Set task | Write out all lines holding the word "双胶轮车混凝土".

--- BEGIN ---

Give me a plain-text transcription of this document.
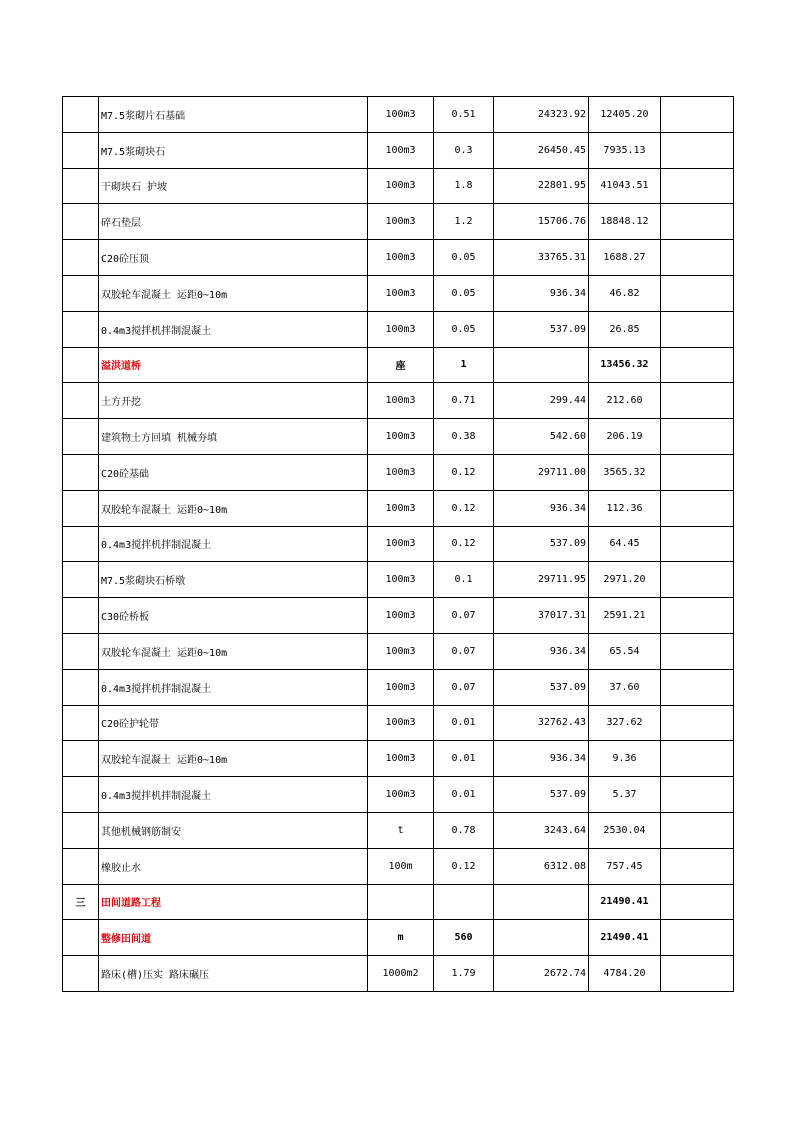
	M7.5浆砌片石基础	100m3	0.51	24323.92	12405.20	
	M7.5浆砌块石	100m3	0.3	26450.45	7935.13	
	干砌块石 护坡	100m3	1.8	22801.95	41043.51	
	碎石垫层	100m3	1.2	15706.76	18848.12	
	C20砼压顶	100m3	0.05	33765.31	1688.27	
	双胶轮车混凝土 运距0~10m	100m3	0.05	936.34	46.82	
	0.4m3搅拌机拌制混凝土	100m3	0.05	537.09	26.85	
	溢洪道桥	座	1		13456.32	
	土方开挖	100m3	0.71	299.44	212.60	
	建筑物土方回填 机械夯填	100m3	0.38	542.60	206.19	
	C20砼基础	100m3	0.12	29711.00	3565.32	
	双胶轮车混凝土 运距0~10m	100m3	0.12	936.34	112.36	
	0.4m3搅拌机拌制混凝土	100m3	0.12	537.09	64.45	
	M7.5浆砌块石桥墩	100m3	0.1	29711.95	2971.20	
	C30砼桥板	100m3	0.07	37017.31	2591.21	
	双胶轮车混凝土 运距0~10m	100m3	0.07	936.34	65.54	
	0.4m3搅拌机拌制混凝土	100m3	0.07	537.09	37.60	
	C20砼护轮带	100m3	0.01	32762.43	327.62	
	双胶轮车混凝土 运距0~10m	100m3	0.01	936.34	9.36	
	0.4m3搅拌机拌制混凝土	100m3	0.01	537.09	5.37	
	其他机械钢筋制安	t	0.78	3243.64	2530.04	
	橡胶止水	100m	0.12	6312.08	757.45	
三	田间道路工程				21490.41	
	整修田间道	m	560		21490.41	
	路床(槽)压实 路床碾压	1000m2	1.79	2672.74	4784.20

--- END ---

Response below |
	双胶轮车混凝土 运距0~10m	100m3	0.05	936.34	46.82	
	双胶轮车混凝土 运距0~10m	100m3	0.12	936.34	112.36	
	双胶轮车混凝土 运距0~10m	100m3	0.07	936.34	65.54	
	双胶轮车混凝土 运距0~10m	100m3	0.01	936.34	9.36	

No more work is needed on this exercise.